(What is required) Please retype the data in full and exactly; the pictures are not part of the copy.

(Data shown)
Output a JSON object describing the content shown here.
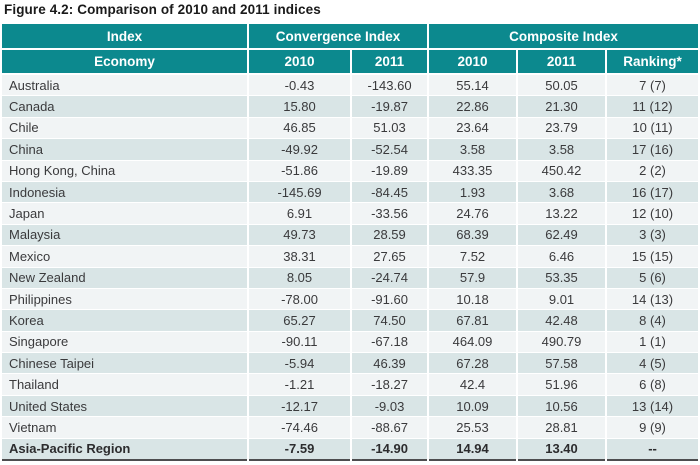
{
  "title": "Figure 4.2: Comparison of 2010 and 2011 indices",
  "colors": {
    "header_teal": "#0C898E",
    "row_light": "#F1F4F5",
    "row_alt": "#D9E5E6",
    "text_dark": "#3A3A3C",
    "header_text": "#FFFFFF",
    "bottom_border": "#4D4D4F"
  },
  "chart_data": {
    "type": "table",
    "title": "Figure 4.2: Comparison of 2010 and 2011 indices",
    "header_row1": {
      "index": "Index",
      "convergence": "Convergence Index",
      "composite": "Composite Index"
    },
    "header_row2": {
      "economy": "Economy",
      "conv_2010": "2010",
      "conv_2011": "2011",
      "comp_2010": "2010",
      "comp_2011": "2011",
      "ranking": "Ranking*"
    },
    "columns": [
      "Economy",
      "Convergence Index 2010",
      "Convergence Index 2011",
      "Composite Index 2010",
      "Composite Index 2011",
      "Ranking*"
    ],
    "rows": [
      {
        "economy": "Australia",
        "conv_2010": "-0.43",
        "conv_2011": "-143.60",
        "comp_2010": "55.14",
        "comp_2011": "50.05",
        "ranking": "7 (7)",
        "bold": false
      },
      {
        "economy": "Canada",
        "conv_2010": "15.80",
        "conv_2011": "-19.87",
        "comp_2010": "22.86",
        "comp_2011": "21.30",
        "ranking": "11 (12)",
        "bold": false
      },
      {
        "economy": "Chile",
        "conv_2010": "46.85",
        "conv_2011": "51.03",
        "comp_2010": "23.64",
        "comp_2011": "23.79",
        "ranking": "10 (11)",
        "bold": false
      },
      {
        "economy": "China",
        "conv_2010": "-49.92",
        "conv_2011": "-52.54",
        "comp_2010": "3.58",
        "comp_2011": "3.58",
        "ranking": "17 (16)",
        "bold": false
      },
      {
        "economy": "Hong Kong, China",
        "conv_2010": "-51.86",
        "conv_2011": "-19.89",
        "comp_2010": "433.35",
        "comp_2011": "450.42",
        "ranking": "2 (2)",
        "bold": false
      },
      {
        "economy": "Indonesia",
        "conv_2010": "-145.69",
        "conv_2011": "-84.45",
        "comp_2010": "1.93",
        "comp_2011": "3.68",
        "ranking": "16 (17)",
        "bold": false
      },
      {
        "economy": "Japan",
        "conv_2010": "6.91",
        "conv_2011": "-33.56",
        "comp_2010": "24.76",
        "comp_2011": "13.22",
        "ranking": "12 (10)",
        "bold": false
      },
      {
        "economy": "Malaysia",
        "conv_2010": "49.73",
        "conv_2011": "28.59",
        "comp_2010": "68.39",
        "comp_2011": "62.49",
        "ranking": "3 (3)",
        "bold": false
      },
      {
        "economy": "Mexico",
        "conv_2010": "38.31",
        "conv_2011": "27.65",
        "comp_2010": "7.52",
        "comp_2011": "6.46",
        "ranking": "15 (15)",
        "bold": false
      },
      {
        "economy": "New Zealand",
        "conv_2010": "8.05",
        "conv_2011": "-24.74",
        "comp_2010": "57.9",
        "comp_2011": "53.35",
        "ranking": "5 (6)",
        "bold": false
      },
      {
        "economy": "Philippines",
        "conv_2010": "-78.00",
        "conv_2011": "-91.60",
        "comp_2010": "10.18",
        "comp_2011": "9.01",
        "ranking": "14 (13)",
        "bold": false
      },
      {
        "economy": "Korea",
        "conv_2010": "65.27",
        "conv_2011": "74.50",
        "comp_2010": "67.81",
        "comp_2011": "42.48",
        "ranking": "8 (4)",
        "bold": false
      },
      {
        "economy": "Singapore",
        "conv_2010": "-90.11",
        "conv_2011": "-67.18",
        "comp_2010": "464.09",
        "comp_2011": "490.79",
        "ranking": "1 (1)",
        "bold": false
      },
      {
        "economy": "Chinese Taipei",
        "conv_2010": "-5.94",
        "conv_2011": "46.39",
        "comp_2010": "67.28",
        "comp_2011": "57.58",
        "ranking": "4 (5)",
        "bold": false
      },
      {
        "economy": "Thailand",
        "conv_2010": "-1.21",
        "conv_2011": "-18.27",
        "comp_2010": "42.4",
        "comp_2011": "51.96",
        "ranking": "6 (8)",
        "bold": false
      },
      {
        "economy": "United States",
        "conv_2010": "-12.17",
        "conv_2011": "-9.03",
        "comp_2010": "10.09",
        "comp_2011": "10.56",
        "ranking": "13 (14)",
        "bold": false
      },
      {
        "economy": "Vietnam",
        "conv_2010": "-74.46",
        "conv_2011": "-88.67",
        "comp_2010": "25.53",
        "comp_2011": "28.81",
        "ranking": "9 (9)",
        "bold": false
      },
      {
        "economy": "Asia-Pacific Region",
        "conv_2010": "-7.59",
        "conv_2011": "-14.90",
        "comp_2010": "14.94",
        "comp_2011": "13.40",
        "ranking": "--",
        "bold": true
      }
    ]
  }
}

(Task output)
Output a JSON object describing the content shown here.
{
  "title": "Figure 4.2: Comparison of 2010 and 2011 indices",
  "colors": {
    "header_teal": "#0C898E",
    "row_light": "#F1F4F5",
    "row_alt": "#D9E5E6",
    "text_dark": "#3A3A3C",
    "header_text": "#FFFFFF",
    "bottom_border": "#4D4D4F"
  },
  "chart_data": {
    "type": "table",
    "title": "Figure 4.2: Comparison of 2010 and 2011 indices",
    "header_row1": {
      "index": "Index",
      "convergence": "Convergence Index",
      "composite": "Composite Index"
    },
    "header_row2": {
      "economy": "Economy",
      "conv_2010": "2010",
      "conv_2011": "2011",
      "comp_2010": "2010",
      "comp_2011": "2011",
      "ranking": "Ranking*"
    },
    "columns": [
      "Economy",
      "Convergence Index 2010",
      "Convergence Index 2011",
      "Composite Index 2010",
      "Composite Index 2011",
      "Ranking*"
    ],
    "rows": [
      {
        "economy": "Australia",
        "conv_2010": "-0.43",
        "conv_2011": "-143.60",
        "comp_2010": "55.14",
        "comp_2011": "50.05",
        "ranking": "7 (7)",
        "bold": false
      },
      {
        "economy": "Canada",
        "conv_2010": "15.80",
        "conv_2011": "-19.87",
        "comp_2010": "22.86",
        "comp_2011": "21.30",
        "ranking": "11 (12)",
        "bold": false
      },
      {
        "economy": "Chile",
        "conv_2010": "46.85",
        "conv_2011": "51.03",
        "comp_2010": "23.64",
        "comp_2011": "23.79",
        "ranking": "10 (11)",
        "bold": false
      },
      {
        "economy": "China",
        "conv_2010": "-49.92",
        "conv_2011": "-52.54",
        "comp_2010": "3.58",
        "comp_2011": "3.58",
        "ranking": "17 (16)",
        "bold": false
      },
      {
        "economy": "Hong Kong, China",
        "conv_2010": "-51.86",
        "conv_2011": "-19.89",
        "comp_2010": "433.35",
        "comp_2011": "450.42",
        "ranking": "2 (2)",
        "bold": false
      },
      {
        "economy": "Indonesia",
        "conv_2010": "-145.69",
        "conv_2011": "-84.45",
        "comp_2010": "1.93",
        "comp_2011": "3.68",
        "ranking": "16 (17)",
        "bold": false
      },
      {
        "economy": "Japan",
        "conv_2010": "6.91",
        "conv_2011": "-33.56",
        "comp_2010": "24.76",
        "comp_2011": "13.22",
        "ranking": "12 (10)",
        "bold": false
      },
      {
        "economy": "Malaysia",
        "conv_2010": "49.73",
        "conv_2011": "28.59",
        "comp_2010": "68.39",
        "comp_2011": "62.49",
        "ranking": "3 (3)",
        "bold": false
      },
      {
        "economy": "Mexico",
        "conv_2010": "38.31",
        "conv_2011": "27.65",
        "comp_2010": "7.52",
        "comp_2011": "6.46",
        "ranking": "15 (15)",
        "bold": false
      },
      {
        "economy": "New Zealand",
        "conv_2010": "8.05",
        "conv_2011": "-24.74",
        "comp_2010": "57.9",
        "comp_2011": "53.35",
        "ranking": "5 (6)",
        "bold": false
      },
      {
        "economy": "Philippines",
        "conv_2010": "-78.00",
        "conv_2011": "-91.60",
        "comp_2010": "10.18",
        "comp_2011": "9.01",
        "ranking": "14 (13)",
        "bold": false
      },
      {
        "economy": "Korea",
        "conv_2010": "65.27",
        "conv_2011": "74.50",
        "comp_2010": "67.81",
        "comp_2011": "42.48",
        "ranking": "8 (4)",
        "bold": false
      },
      {
        "economy": "Singapore",
        "conv_2010": "-90.11",
        "conv_2011": "-67.18",
        "comp_2010": "464.09",
        "comp_2011": "490.79",
        "ranking": "1 (1)",
        "bold": false
      },
      {
        "economy": "Chinese Taipei",
        "conv_2010": "-5.94",
        "conv_2011": "46.39",
        "comp_2010": "67.28",
        "comp_2011": "57.58",
        "ranking": "4 (5)",
        "bold": false
      },
      {
        "economy": "Thailand",
        "conv_2010": "-1.21",
        "conv_2011": "-18.27",
        "comp_2010": "42.4",
        "comp_2011": "51.96",
        "ranking": "6 (8)",
        "bold": false
      },
      {
        "economy": "United States",
        "conv_2010": "-12.17",
        "conv_2011": "-9.03",
        "comp_2010": "10.09",
        "comp_2011": "10.56",
        "ranking": "13 (14)",
        "bold": false
      },
      {
        "economy": "Vietnam",
        "conv_2010": "-74.46",
        "conv_2011": "-88.67",
        "comp_2010": "25.53",
        "comp_2011": "28.81",
        "ranking": "9 (9)",
        "bold": false
      },
      {
        "economy": "Asia-Pacific Region",
        "conv_2010": "-7.59",
        "conv_2011": "-14.90",
        "comp_2010": "14.94",
        "comp_2011": "13.40",
        "ranking": "--",
        "bold": true
      }
    ]
  }
}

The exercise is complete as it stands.